***** Supplied text

Document Number
97-206
Tax Type
Retail Sales and Use Tax
Description
Audit procedures; Sample period rejected
Topic
Collection of Delinquent Tax
Date Issued
04-28-1997



April 28, 1997


Re: § 58.1-1821 Application: Retail Sales and Use Tax


Dear**************

This will reply to your letter in which you seek correction of a sales and use tax assessment issued to ********* (the "Taxpayer"), for the period May 1993 through April 1996.

FACTS


The Taxpayer was audited by the department and sales tax was assessed on exempt sales for which the Taxpayer either had no valid exemption certificate on file or had not obtained exemption certificates from its customers. The auditor conducted a one-month sample of the Taxpayer's sales and assessed sales tax on the extrapolated sales measure.

The Taxpayer maintains that the auditor's sample method is erroneous. The Taxpayer also states that the department should accept any exemption certificates that were accepted in good faith by the Taxpayer since the department did not notify the Taxpayer that the certificates were invalid.

DETERMINATION


Sampling is an audit technique of significant value that is widely used in the public and private sectors. The department uses sampling in sales and use tax audits where a detailed audit would not prove beneficial to either the auditor or the taxpayer. When sampling techniques are properly applied, the final result should be within a narrow percentage range of the actual amount that would be determined by a detailed audit.

My review of the audit workpapers reveals that the sales measure determined in the audit sample is more than twice the total amount of exempt sales reported by the Taxpayer during the audit period. The auditor's sample period consists of a month in which gross sales are much less than the Taxpayer's average monthly gross sales during the audit period. In addition, exempt sales for the sample period are much higher than average exempt sales for the audit period. The above factors resulted in a skewed error factor that produced an excessive amount of extrapolated sales measure. For this reason, l will have the department's auditor contact the Taxpayer to arrange a mutually agreeable time to conduct a detail audit or expanded sample of the Taxpayer's sales records.

**********

Goal
Write what comes next in the sales and use tax ruling on the rejected audit sample, picking up after its final sentence.

***** Supplied material

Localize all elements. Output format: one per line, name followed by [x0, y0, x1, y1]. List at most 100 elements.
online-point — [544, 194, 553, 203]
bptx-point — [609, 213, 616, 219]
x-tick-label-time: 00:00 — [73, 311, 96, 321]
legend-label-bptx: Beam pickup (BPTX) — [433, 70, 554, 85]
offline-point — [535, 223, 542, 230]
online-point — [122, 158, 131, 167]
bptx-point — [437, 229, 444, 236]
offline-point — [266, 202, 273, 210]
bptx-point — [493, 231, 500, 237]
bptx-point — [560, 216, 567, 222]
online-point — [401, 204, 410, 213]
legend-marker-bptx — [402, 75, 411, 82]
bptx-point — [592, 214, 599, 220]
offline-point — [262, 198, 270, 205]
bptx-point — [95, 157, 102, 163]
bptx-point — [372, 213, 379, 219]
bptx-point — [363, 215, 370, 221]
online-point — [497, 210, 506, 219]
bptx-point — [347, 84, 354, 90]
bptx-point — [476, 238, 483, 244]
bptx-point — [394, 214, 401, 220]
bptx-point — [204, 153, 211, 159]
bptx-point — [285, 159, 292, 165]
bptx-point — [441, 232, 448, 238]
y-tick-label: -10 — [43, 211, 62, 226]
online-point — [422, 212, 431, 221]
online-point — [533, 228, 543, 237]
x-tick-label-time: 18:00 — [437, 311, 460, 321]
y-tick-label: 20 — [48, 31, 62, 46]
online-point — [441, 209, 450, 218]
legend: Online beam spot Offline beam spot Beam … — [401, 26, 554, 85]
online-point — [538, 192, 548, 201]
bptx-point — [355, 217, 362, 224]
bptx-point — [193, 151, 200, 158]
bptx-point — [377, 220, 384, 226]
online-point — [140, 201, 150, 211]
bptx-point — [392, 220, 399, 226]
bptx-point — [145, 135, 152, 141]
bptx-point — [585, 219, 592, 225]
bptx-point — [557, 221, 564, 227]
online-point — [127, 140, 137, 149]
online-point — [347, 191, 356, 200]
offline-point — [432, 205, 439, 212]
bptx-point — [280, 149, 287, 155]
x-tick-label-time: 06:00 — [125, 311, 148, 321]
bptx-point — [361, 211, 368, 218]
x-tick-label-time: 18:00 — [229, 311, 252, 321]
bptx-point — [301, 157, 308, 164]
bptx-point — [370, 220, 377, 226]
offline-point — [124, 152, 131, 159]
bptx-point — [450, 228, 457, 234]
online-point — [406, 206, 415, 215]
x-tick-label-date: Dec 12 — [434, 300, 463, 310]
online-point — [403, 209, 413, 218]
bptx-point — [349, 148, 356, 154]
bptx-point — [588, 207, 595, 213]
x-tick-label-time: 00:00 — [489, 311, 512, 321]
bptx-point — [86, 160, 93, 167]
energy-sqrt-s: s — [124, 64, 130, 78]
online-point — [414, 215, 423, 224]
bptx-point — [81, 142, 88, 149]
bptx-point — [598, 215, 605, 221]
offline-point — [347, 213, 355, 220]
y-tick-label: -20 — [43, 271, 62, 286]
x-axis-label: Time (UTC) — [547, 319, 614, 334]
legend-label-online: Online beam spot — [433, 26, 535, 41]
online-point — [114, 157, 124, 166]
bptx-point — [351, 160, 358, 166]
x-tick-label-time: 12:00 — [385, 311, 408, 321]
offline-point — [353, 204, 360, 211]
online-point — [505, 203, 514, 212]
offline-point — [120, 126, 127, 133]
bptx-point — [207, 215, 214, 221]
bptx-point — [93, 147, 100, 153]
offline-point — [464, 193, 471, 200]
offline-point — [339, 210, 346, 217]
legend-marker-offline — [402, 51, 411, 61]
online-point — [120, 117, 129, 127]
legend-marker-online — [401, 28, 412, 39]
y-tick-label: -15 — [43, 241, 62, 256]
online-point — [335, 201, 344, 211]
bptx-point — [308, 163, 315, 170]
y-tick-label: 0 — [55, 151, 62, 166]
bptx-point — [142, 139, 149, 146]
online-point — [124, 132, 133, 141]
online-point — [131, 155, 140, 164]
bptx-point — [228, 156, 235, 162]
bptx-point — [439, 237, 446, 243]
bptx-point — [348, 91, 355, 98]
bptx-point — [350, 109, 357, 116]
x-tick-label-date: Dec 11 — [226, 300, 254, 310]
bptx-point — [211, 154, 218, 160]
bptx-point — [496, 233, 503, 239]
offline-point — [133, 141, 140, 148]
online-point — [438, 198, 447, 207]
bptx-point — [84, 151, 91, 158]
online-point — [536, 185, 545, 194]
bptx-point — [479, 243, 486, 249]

**********

Exercise answer
Title 23 of the Virginia Administrative Code (VAC) 10-210-280(A) (copy enclosed), provides that all sales of tangible personal property are subject to the tax unless the dealer takes a certificate of exemption in good faith from the purchaser. The Taxpayer is correct that the good faith acceptance of an exemption certificate relieves the person who takes the certificate from the collection and payment of the tax. The department's longstanding policy is that certificates that are incomplete, invalid, infirm, or inconsistent on their face are never acceptable. The certificates the Taxpayer had on file for some of its exempt sales were not acceptable on their face and the auditor disallowed the exempt sales made under those certificates. Title 23 VAC 10-210-280(B) expands on this issue by stating that "[I]egitimate use of exemption certificates is vital. Reasonable care and judgment must be exercised by all concerned to prevent the giving or receiving of false, fraudulent or bad faith exemption certificates."

The auditor has indicated in a conversation with a member of my staff that the Taxpayer did not have certificates on file for many of the sales held taxable in the audit sample. I understand that some of the exempt sales held in the audit were made to public and private school systems. Because such sales may be exempt under Code of Virginia § 58.1-609.4, I will allow the Taxpayer to provide certificates to the auditor for review when the auditor meets with the Taxpayer to resolve the sample issue discussed above. An auditor from the department's interstate audit staff will contact you shortly to set up an appointment. If you have any questions concerning this matter, you may contact*** in the Office of Tax Policy at **** .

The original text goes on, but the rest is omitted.